- Listing -
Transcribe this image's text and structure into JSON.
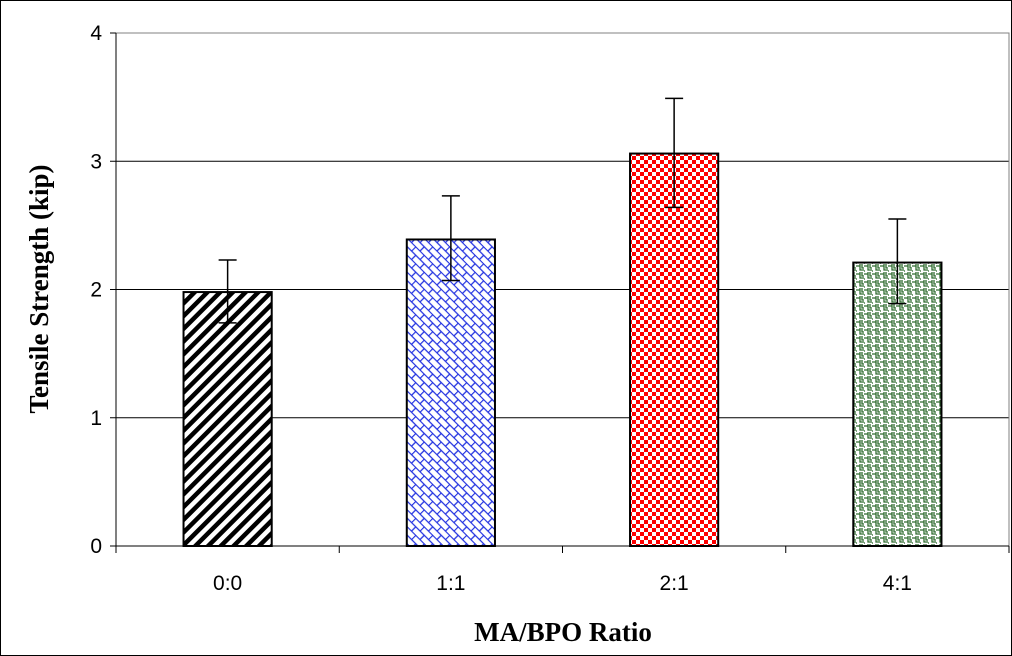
{
  "chart_data": {
    "type": "bar",
    "categories": [
      "0:0",
      "1:1",
      "2:1",
      "4:1"
    ],
    "values": [
      1.98,
      2.39,
      3.06,
      2.21
    ],
    "error_low": [
      1.74,
      2.07,
      2.64,
      1.89
    ],
    "error_high": [
      2.23,
      2.73,
      3.49,
      2.55
    ],
    "patterns": [
      "diagonal-stripes",
      "blue-lattice",
      "red-checker",
      "green-weave"
    ],
    "colors": [
      "#000000",
      "#2030e0",
      "#ff0000",
      "#2e6b2e"
    ],
    "xlabel": "MA/BPO Ratio",
    "ylabel": "Tensile Strength (kip)",
    "ylim": [
      0,
      4
    ],
    "yticks": [
      "0",
      "1",
      "2",
      "3",
      "4"
    ],
    "grid": true,
    "legend": "none"
  }
}
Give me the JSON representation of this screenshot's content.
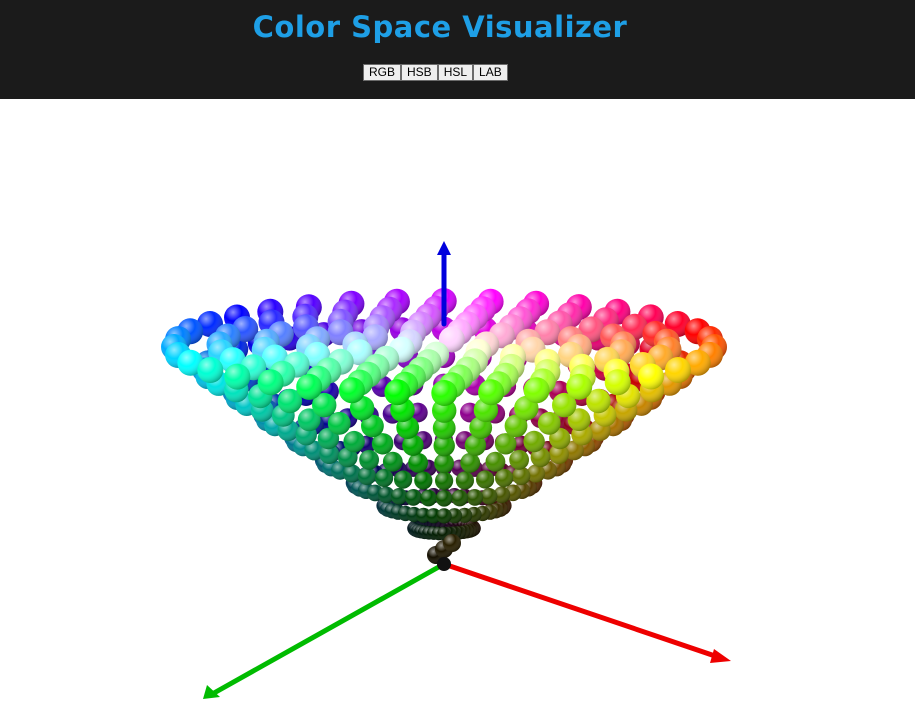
{
  "app": {
    "title": "Color Space Visualizer"
  },
  "toolbar": {
    "modes": [
      {
        "label": "RGB"
      },
      {
        "label": "HSB"
      },
      {
        "label": "HSL"
      },
      {
        "label": "LAB"
      }
    ]
  },
  "scene": {
    "current_mode": "HSB",
    "axes": {
      "up_color": "#0000dd",
      "right_color": "#ee0000",
      "left_color": "#00bb00"
    },
    "colors": {
      "header_bg": "#1b1b1b",
      "title": "#1e9fe6"
    }
  }
}
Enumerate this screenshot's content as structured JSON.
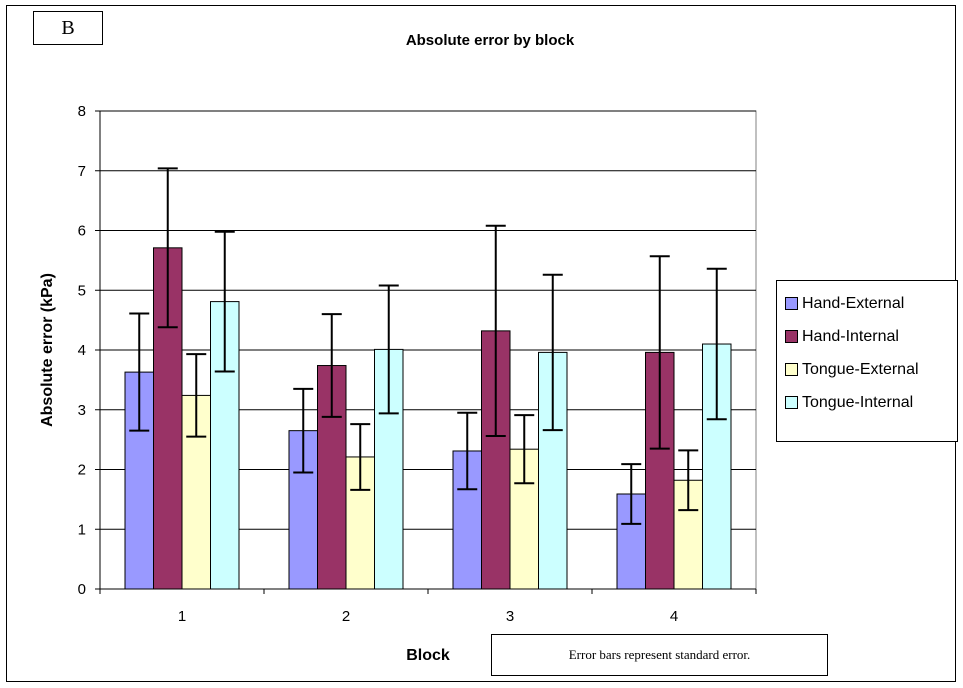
{
  "panel_label": "B",
  "note": "Error bars represent standard error.",
  "chart_data": {
    "type": "bar",
    "title": "Absolute error by block",
    "xlabel": "Block",
    "ylabel": "Absolute error (kPa)",
    "ylim": [
      0,
      8
    ],
    "yticks": [
      0,
      1,
      2,
      3,
      4,
      5,
      6,
      7,
      8
    ],
    "categories": [
      "1",
      "2",
      "3",
      "4"
    ],
    "grid": "horizontal",
    "legend_position": "right",
    "series": [
      {
        "name": "Hand-External",
        "color": "#9999ff",
        "values": [
          3.63,
          2.65,
          2.31,
          1.59
        ],
        "error": [
          0.98,
          0.7,
          0.64,
          0.5
        ]
      },
      {
        "name": "Hand-Internal",
        "color": "#993366",
        "values": [
          5.71,
          3.74,
          4.32,
          3.96
        ],
        "error": [
          1.33,
          0.86,
          1.76,
          1.61
        ]
      },
      {
        "name": "Tongue-External",
        "color": "#ffffcc",
        "values": [
          3.24,
          2.21,
          2.34,
          1.82
        ],
        "error": [
          0.69,
          0.55,
          0.57,
          0.5
        ]
      },
      {
        "name": "Tongue-Internal",
        "color": "#ccffff",
        "values": [
          4.81,
          4.01,
          3.96,
          4.1
        ],
        "error": [
          1.17,
          1.07,
          1.3,
          1.26
        ]
      }
    ]
  }
}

- Work to do -
Reproduce each line from the records that contains the word "screenshot".

- Answer to the exercise -
Give me the JSON representation of this screenshot's content.
Enumerate this screenshot's content as structured JSON.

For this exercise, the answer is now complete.